#### EXERCISE MATERIAL ####

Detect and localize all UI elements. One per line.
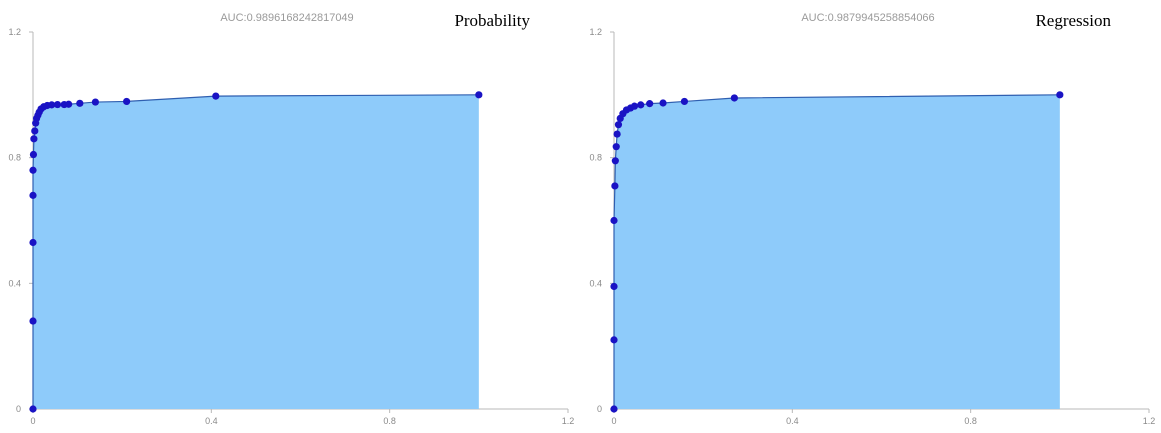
roc-plot-probability: 0 0.4 0.8 1.2 0 0.4 0.8 1.2 AUC:0.98961682428170…	[8, 11, 575, 426]
roc-point	[48, 101, 56, 109]
y-tick-label: 0.8	[589, 153, 602, 163]
roc-point	[29, 166, 37, 174]
roc-point	[611, 157, 619, 165]
auc-title: AUC:0.9879945258854066	[801, 12, 934, 24]
roc-point	[610, 405, 618, 413]
roc-point	[610, 216, 618, 225]
roc-point	[680, 97, 689, 106]
roc-point	[123, 97, 131, 106]
roc-area-fill	[33, 94, 479, 409]
roc-point	[31, 127, 39, 135]
roc-chart-probability: 0 0.4 0.8 1.2 0 0.4 0.8 1.2 AUC:0.98961682428170…	[0, 0, 580, 433]
roc-point	[612, 143, 620, 151]
roc-chart-regression: 0 0.4 0.8 1.2 0 0.4 0.8 1.2 AUC:0.98799452588540…	[581, 0, 1161, 433]
roc-point	[29, 191, 37, 199]
y-tick-label: 0	[16, 404, 21, 414]
method-label: Regression	[1035, 11, 1111, 30]
roc-point	[53, 100, 62, 109]
x-tick-label: 0.4	[786, 416, 799, 426]
x-tick-label: 0.8	[964, 416, 977, 426]
x-tick-label: 0.8	[383, 416, 396, 426]
roc-point	[91, 98, 100, 106]
roc-point	[29, 405, 37, 413]
roc-point	[610, 282, 618, 291]
x-tick-label: 1.2	[562, 416, 575, 426]
roc-point	[65, 100, 73, 108]
roc-point	[613, 130, 621, 138]
y-tick-label: 0.4	[589, 278, 602, 288]
roc-plot-regression: 0 0.4 0.8 1.2 0 0.4 0.8 1.2 AUC:0.98799452588540…	[589, 11, 1156, 426]
x-tick-label: 0	[30, 416, 35, 426]
roc-point	[76, 99, 84, 107]
auc-title: AUC:0.9896168242817049	[220, 12, 353, 24]
roc-point	[610, 336, 618, 344]
roc-point	[730, 94, 738, 102]
roc-point	[1056, 91, 1064, 99]
y-tick-label: 1.2	[589, 27, 602, 37]
roc-point	[611, 182, 619, 190]
y-tick-label: 0.4	[8, 278, 21, 288]
roc-point	[659, 99, 667, 107]
roc-point	[30, 135, 38, 143]
roc-point	[29, 150, 38, 159]
roc-point	[630, 102, 639, 110]
y-tick-label: 1.2	[8, 27, 21, 37]
roc-area-fill	[614, 94, 1060, 409]
roc-point	[212, 92, 220, 100]
x-tick-label: 1.2	[1143, 416, 1156, 426]
roc-point	[637, 101, 645, 109]
y-tick-label: 0	[597, 404, 602, 414]
roc-point	[29, 238, 37, 247]
roc-point	[475, 91, 483, 99]
roc-point	[29, 317, 37, 325]
x-tick-label: 0.4	[205, 416, 218, 426]
x-tick-label: 0	[611, 416, 616, 426]
y-tick-label: 0.8	[8, 153, 21, 163]
method-label: Probability	[454, 11, 530, 30]
roc-point	[614, 121, 623, 129]
roc-point	[646, 100, 654, 108]
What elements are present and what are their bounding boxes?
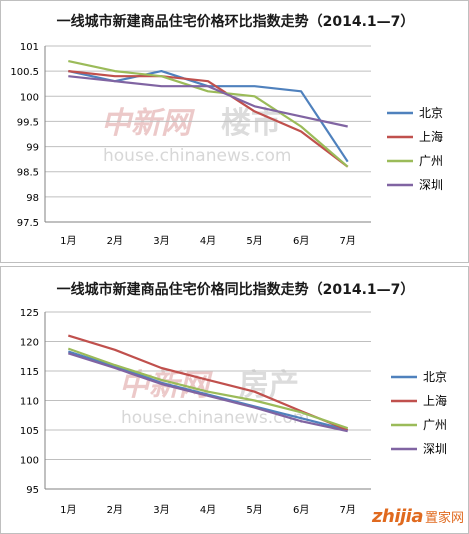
y-tick-label: 97.5 bbox=[17, 218, 39, 229]
y-tick-label: 100 bbox=[20, 92, 39, 103]
y-tick-label: 110 bbox=[20, 397, 39, 408]
x-tick-label: 1月 bbox=[60, 235, 76, 247]
legend-label: 北京 bbox=[419, 106, 443, 120]
series-line bbox=[67, 350, 348, 432]
series-line bbox=[67, 347, 349, 430]
site-logo-brand-cn: 置家网 bbox=[424, 511, 464, 526]
y-tick-label: 125 bbox=[20, 308, 39, 319]
series-line bbox=[67, 352, 348, 433]
y-tick-label: 99.5 bbox=[17, 117, 39, 128]
watermark-section-text: 楼市 bbox=[221, 106, 281, 141]
x-tick-label: 7月 bbox=[340, 235, 356, 247]
series-line bbox=[68, 70, 349, 168]
yoy-index-chart-panel: 一线城市新建商品住宅价格同比指数走势（2014.1—7） 中新网 房产 house.… bbox=[0, 266, 469, 534]
y-tick-label: 115 bbox=[20, 367, 39, 378]
y-tick-label: 95 bbox=[26, 485, 39, 496]
chart-title: 一线城市新建商品住宅价格环比指数走势（2014.1—7） bbox=[56, 14, 415, 30]
legend-label: 深圳 bbox=[423, 442, 447, 456]
legend-label: 深圳 bbox=[419, 178, 443, 192]
x-tick-label: 6月 bbox=[293, 504, 309, 516]
legend-label: 广州 bbox=[423, 418, 447, 432]
y-tick-label: 120 bbox=[20, 338, 39, 349]
watermark-url-text: house.chinanews.com bbox=[121, 408, 309, 428]
series-line bbox=[68, 60, 349, 168]
legend-label: 上海 bbox=[423, 393, 447, 408]
watermark-logo-text: 中新网 bbox=[101, 106, 195, 141]
site-logo: zhijia 置家网 bbox=[372, 506, 464, 527]
y-tick-label: 99 bbox=[26, 143, 39, 154]
x-tick-label: 3月 bbox=[153, 235, 169, 247]
series-line bbox=[68, 75, 348, 128]
x-tick-label: 7月 bbox=[340, 504, 356, 516]
x-tick-label: 4月 bbox=[200, 504, 216, 516]
y-tick-label: 100.5 bbox=[10, 67, 39, 78]
y-tick-label: 100 bbox=[20, 456, 39, 467]
x-tick-label: 2月 bbox=[107, 235, 123, 247]
legend-label: 广州 bbox=[419, 154, 443, 168]
y-tick-label: 98 bbox=[26, 193, 39, 204]
y-tick-label: 101 bbox=[20, 42, 39, 53]
x-tick-label: 3月 bbox=[153, 504, 169, 516]
legend-label: 北京 bbox=[423, 370, 447, 384]
x-tick-label: 2月 bbox=[107, 504, 123, 516]
legend-label: 上海 bbox=[419, 129, 443, 144]
series-line bbox=[67, 334, 349, 432]
y-tick-label: 105 bbox=[20, 426, 39, 437]
x-tick-label: 6月 bbox=[293, 235, 309, 247]
watermark-url-text: house.chinanews.com bbox=[103, 146, 291, 166]
chart-title: 一线城市新建商品住宅价格同比指数走势（2014.1—7） bbox=[56, 282, 415, 298]
ring-index-chart-panel: 一线城市新建商品住宅价格环比指数走势（2014.1—7） 中新网 楼市 house.… bbox=[0, 0, 469, 263]
yoy-index-chart: 中新网 房产house.chinanews.com9510010511011512… bbox=[20, 308, 447, 516]
ring-index-chart: 中新网 楼市 house.chinanews.com 97.5 98 98.5 99 99.5… bbox=[10, 42, 443, 247]
x-tick-label: 5月 bbox=[246, 235, 262, 247]
y-tick-label: 98.5 bbox=[17, 168, 39, 179]
x-tick-label: 4月 bbox=[200, 235, 216, 247]
x-tick-label: 5月 bbox=[246, 504, 262, 516]
x-tick-label: 1月 bbox=[60, 504, 76, 516]
site-logo-brand: zhijia bbox=[372, 506, 423, 527]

####

Copy out all of the records above character for character, leaving out the pictures.

Detect and localize all UI elements. One per line.
roc-plot-probability: 0 0.4 0.8 1.2 0 0.4 0.8 1.2 AUC:0.98961682428170…	[8, 11, 575, 426]
roc-point	[48, 101, 56, 109]
y-tick-label: 0.8	[589, 153, 602, 163]
roc-point	[29, 166, 37, 174]
roc-point	[611, 157, 619, 165]
auc-title: AUC:0.9879945258854066	[801, 12, 934, 24]
roc-point	[610, 405, 618, 413]
roc-point	[610, 216, 618, 225]
roc-point	[680, 97, 689, 106]
roc-point	[123, 97, 131, 106]
roc-area-fill	[33, 94, 479, 409]
roc-point	[31, 127, 39, 135]
roc-chart-probability: 0 0.4 0.8 1.2 0 0.4 0.8 1.2 AUC:0.98961682428170…	[0, 0, 580, 433]
roc-point	[612, 143, 620, 151]
roc-chart-regression: 0 0.4 0.8 1.2 0 0.4 0.8 1.2 AUC:0.98799452588540…	[581, 0, 1161, 433]
roc-point	[29, 191, 37, 199]
y-tick-label: 0	[16, 404, 21, 414]
method-label: Regression	[1035, 11, 1111, 30]
roc-point	[53, 100, 62, 109]
x-tick-label: 0.4	[786, 416, 799, 426]
x-tick-label: 0.8	[964, 416, 977, 426]
x-tick-label: 0.8	[383, 416, 396, 426]
roc-point	[91, 98, 100, 106]
roc-point	[29, 405, 37, 413]
roc-point	[610, 282, 618, 291]
x-tick-label: 1.2	[562, 416, 575, 426]
roc-point	[65, 100, 73, 108]
roc-point	[613, 130, 621, 138]
y-tick-label: 0.4	[589, 278, 602, 288]
roc-plot-regression: 0 0.4 0.8 1.2 0 0.4 0.8 1.2 AUC:0.98799452588540…	[589, 11, 1156, 426]
x-tick-label: 0	[30, 416, 35, 426]
roc-point	[76, 99, 84, 107]
auc-title: AUC:0.9896168242817049	[220, 12, 353, 24]
roc-point	[610, 336, 618, 344]
roc-point	[730, 94, 738, 102]
roc-point	[1056, 91, 1064, 99]
y-tick-label: 1.2	[589, 27, 602, 37]
roc-point	[611, 182, 619, 190]
y-tick-label: 0.4	[8, 278, 21, 288]
roc-point	[659, 99, 667, 107]
roc-point	[30, 135, 38, 143]
roc-point	[29, 150, 38, 159]
roc-point	[630, 102, 639, 110]
y-tick-label: 1.2	[8, 27, 21, 37]
roc-area-fill	[614, 94, 1060, 409]
roc-point	[212, 92, 220, 100]
x-tick-label: 1.2	[1143, 416, 1156, 426]
roc-point	[637, 101, 645, 109]
y-tick-label: 0	[597, 404, 602, 414]
roc-point	[29, 238, 37, 247]
roc-point	[475, 91, 483, 99]
roc-point	[29, 317, 37, 325]
x-tick-label: 0.4	[205, 416, 218, 426]
x-tick-label: 0	[611, 416, 616, 426]
y-tick-label: 0.8	[8, 153, 21, 163]
method-label: Probability	[454, 11, 530, 30]
roc-point	[614, 121, 623, 129]
roc-point	[646, 100, 654, 108]
What elements are present and what are their bounding boxes?
y-tick-label: 97.5 bbox=[17, 218, 39, 229]
y-tick-label: 100 bbox=[20, 92, 39, 103]
y-tick-label: 110 bbox=[20, 397, 39, 408]
x-tick-label: 1月 bbox=[60, 235, 76, 247]
legend-label: 北京 bbox=[419, 106, 443, 120]
series-line bbox=[67, 350, 348, 432]
series-line bbox=[67, 347, 349, 430]
site-logo-brand-cn: 置家网 bbox=[424, 511, 464, 526]
y-tick-label: 125 bbox=[20, 308, 39, 319]
series-line bbox=[67, 352, 348, 433]
y-tick-label: 99.5 bbox=[17, 117, 39, 128]
watermark-section-text: 楼市 bbox=[221, 106, 281, 141]
x-tick-label: 7月 bbox=[340, 235, 356, 247]
series-line bbox=[68, 70, 349, 168]
yoy-index-chart-panel: 一线城市新建商品住宅价格同比指数走势（2014.1—7） 中新网 房产 house.… bbox=[0, 266, 469, 534]
y-tick-label: 115 bbox=[20, 367, 39, 378]
y-tick-label: 95 bbox=[26, 485, 39, 496]
chart-title: 一线城市新建商品住宅价格环比指数走势（2014.1—7） bbox=[56, 14, 415, 30]
legend-label: 深圳 bbox=[423, 442, 447, 456]
legend-label: 深圳 bbox=[419, 178, 443, 192]
x-tick-label: 6月 bbox=[293, 504, 309, 516]
legend-label: 广州 bbox=[423, 418, 447, 432]
y-tick-label: 120 bbox=[20, 338, 39, 349]
watermark-url-text: house.chinanews.com bbox=[121, 408, 309, 428]
series-line bbox=[68, 60, 349, 168]
legend-label: 上海 bbox=[423, 393, 447, 408]
watermark-logo-text: 中新网 bbox=[101, 106, 195, 141]
site-logo: zhijia 置家网 bbox=[372, 506, 464, 527]
y-tick-label: 99 bbox=[26, 143, 39, 154]
x-tick-label: 3月 bbox=[153, 235, 169, 247]
series-line bbox=[68, 75, 348, 128]
x-tick-label: 7月 bbox=[340, 504, 356, 516]
x-tick-label: 4月 bbox=[200, 504, 216, 516]
y-tick-label: 100.5 bbox=[10, 67, 39, 78]
y-tick-label: 100 bbox=[20, 456, 39, 467]
x-tick-label: 2月 bbox=[107, 235, 123, 247]
legend-label: 广州 bbox=[419, 154, 443, 168]
y-tick-label: 98 bbox=[26, 193, 39, 204]
y-tick-label: 101 bbox=[20, 42, 39, 53]
x-tick-label: 3月 bbox=[153, 504, 169, 516]
legend-label: 北京 bbox=[423, 370, 447, 384]
x-tick-label: 2月 bbox=[107, 504, 123, 516]
legend-label: 上海 bbox=[419, 129, 443, 144]
series-line bbox=[67, 334, 349, 432]
y-tick-label: 105 bbox=[20, 426, 39, 437]
x-tick-label: 6月 bbox=[293, 235, 309, 247]
watermark-url-text: house.chinanews.com bbox=[103, 146, 291, 166]
chart-title: 一线城市新建商品住宅价格同比指数走势（2014.1—7） bbox=[56, 282, 415, 298]
ring-index-chart-panel: 一线城市新建商品住宅价格环比指数走势（2014.1—7） 中新网 楼市 house.… bbox=[0, 0, 469, 263]
yoy-index-chart: 中新网 房产house.chinanews.com9510010511011512… bbox=[20, 308, 447, 516]
ring-index-chart: 中新网 楼市 house.chinanews.com 97.5 98 98.5 99 99.5… bbox=[10, 42, 443, 247]
x-tick-label: 5月 bbox=[246, 235, 262, 247]
y-tick-label: 98.5 bbox=[17, 168, 39, 179]
x-tick-label: 4月 bbox=[200, 235, 216, 247]
x-tick-label: 5月 bbox=[246, 504, 262, 516]
x-tick-label: 1月 bbox=[60, 504, 76, 516]
site-logo-brand: zhijia bbox=[372, 506, 423, 527]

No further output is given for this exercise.